● **Data shown**
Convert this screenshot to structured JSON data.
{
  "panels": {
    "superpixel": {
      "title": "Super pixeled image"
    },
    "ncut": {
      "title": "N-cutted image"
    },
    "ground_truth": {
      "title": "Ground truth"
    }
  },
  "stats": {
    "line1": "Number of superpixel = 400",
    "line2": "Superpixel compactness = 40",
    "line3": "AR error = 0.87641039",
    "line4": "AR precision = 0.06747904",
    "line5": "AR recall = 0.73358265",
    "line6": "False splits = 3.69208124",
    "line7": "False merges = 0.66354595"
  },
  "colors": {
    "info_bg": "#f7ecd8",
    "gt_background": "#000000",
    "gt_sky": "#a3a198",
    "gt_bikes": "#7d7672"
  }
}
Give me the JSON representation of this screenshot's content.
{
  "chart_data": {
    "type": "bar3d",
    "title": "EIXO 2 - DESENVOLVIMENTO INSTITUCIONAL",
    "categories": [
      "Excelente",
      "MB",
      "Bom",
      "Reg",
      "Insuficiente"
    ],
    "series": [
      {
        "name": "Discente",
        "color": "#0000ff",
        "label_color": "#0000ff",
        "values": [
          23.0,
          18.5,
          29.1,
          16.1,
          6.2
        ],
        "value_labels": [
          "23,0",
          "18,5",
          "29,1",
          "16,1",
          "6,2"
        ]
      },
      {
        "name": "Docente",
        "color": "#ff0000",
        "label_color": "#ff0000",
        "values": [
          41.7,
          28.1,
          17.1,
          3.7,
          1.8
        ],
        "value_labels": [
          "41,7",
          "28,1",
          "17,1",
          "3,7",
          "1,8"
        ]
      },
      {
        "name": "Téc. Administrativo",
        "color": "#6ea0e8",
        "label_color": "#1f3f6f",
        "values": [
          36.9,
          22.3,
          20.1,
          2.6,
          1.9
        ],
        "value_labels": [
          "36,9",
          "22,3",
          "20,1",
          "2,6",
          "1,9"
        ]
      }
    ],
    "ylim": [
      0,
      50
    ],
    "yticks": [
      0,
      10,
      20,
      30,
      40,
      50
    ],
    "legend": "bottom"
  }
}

● **Problem description**
Copy exactly the line containing "Give me the" and every line after it, ending with the last line of the records above.

● **Result**
Give me the JSON representation of this screenshot's content.
{
  "chart_data": {
    "type": "bar3d",
    "title": "EIXO 2 - DESENVOLVIMENTO INSTITUCIONAL",
    "categories": [
      "Excelente",
      "MB",
      "Bom",
      "Reg",
      "Insuficiente"
    ],
    "series": [
      {
        "name": "Discente",
        "color": "#0000ff",
        "label_color": "#0000ff",
        "values": [
          23.0,
          18.5,
          29.1,
          16.1,
          6.2
        ],
        "value_labels": [
          "23,0",
          "18,5",
          "29,1",
          "16,1",
          "6,2"
        ]
      },
      {
        "name": "Docente",
        "color": "#ff0000",
        "label_color": "#ff0000",
        "values": [
          41.7,
          28.1,
          17.1,
          3.7,
          1.8
        ],
        "value_labels": [
          "41,7",
          "28,1",
          "17,1",
          "3,7",
          "1,8"
        ]
      },
      {
        "name": "Téc. Administrativo",
        "color": "#6ea0e8",
        "label_color": "#1f3f6f",
        "values": [
          36.9,
          22.3,
          20.1,
          2.6,
          1.9
        ],
        "value_labels": [
          "36,9",
          "22,3",
          "20,1",
          "2,6",
          "1,9"
        ]
      }
    ],
    "ylim": [
      0,
      50
    ],
    "yticks": [
      0,
      10,
      20,
      30,
      40,
      50
    ],
    "legend": "bottom"
  }
}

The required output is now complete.